- **Data provided**:
[Start]
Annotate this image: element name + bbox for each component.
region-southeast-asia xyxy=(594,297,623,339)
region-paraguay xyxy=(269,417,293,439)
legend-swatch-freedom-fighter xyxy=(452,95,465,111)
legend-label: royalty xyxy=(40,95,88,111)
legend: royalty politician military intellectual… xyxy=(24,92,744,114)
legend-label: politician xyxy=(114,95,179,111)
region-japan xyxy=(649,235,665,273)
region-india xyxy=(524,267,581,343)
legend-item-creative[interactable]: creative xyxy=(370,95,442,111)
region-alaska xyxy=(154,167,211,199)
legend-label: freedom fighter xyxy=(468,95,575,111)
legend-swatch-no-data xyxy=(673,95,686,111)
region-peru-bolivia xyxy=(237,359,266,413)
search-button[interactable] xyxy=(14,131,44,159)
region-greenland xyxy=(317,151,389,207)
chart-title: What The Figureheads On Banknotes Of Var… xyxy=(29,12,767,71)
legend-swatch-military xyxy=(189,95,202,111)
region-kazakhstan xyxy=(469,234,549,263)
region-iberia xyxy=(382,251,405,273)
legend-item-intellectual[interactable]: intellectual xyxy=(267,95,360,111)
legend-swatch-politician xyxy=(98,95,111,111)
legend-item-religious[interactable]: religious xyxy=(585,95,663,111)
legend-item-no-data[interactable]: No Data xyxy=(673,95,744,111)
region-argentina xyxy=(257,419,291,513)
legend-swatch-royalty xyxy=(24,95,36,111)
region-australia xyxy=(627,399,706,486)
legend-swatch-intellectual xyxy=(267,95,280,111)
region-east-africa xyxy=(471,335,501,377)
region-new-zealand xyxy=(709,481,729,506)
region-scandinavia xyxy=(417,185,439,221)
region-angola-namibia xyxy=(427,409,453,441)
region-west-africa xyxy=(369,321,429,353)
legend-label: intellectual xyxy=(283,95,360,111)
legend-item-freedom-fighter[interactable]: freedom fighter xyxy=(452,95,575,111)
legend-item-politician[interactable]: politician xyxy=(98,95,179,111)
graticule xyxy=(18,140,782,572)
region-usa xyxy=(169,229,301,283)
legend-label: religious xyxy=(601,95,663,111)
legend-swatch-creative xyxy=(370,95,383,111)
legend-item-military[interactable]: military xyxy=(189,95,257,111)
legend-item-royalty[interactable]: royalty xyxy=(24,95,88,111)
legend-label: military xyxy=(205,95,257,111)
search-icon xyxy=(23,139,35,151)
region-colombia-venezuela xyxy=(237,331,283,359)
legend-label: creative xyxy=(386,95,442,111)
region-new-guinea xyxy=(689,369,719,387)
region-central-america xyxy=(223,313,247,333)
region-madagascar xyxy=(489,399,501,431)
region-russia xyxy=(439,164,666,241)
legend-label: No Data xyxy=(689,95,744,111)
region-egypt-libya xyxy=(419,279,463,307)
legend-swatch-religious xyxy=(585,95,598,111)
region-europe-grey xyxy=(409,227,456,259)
[End]
- **Task statement**: Extract the lines of the records verbatim, from the first line through the line containing "legend-item-no-data[interactable]: No Data", including that line.

- **Correct response**:
Annotate this image: element name + bbox for each component.
region-southeast-asia xyxy=(594,297,623,339)
region-paraguay xyxy=(269,417,293,439)
legend-swatch-freedom-fighter xyxy=(452,95,465,111)
legend-label: royalty xyxy=(40,95,88,111)
legend: royalty politician military intellectual… xyxy=(24,92,744,114)
legend-label: politician xyxy=(114,95,179,111)
region-japan xyxy=(649,235,665,273)
region-india xyxy=(524,267,581,343)
legend-item-creative[interactable]: creative xyxy=(370,95,442,111)
region-alaska xyxy=(154,167,211,199)
legend-label: freedom fighter xyxy=(468,95,575,111)
legend-swatch-no-data xyxy=(673,95,686,111)
region-peru-bolivia xyxy=(237,359,266,413)
search-button[interactable] xyxy=(14,131,44,159)
region-greenland xyxy=(317,151,389,207)
chart-title: What The Figureheads On Banknotes Of Var… xyxy=(29,12,767,71)
legend-swatch-military xyxy=(189,95,202,111)
region-kazakhstan xyxy=(469,234,549,263)
region-iberia xyxy=(382,251,405,273)
legend-item-intellectual[interactable]: intellectual xyxy=(267,95,360,111)
legend-swatch-politician xyxy=(98,95,111,111)
legend-item-religious[interactable]: religious xyxy=(585,95,663,111)
legend-item-no-data[interactable]: No Data xyxy=(673,95,744,111)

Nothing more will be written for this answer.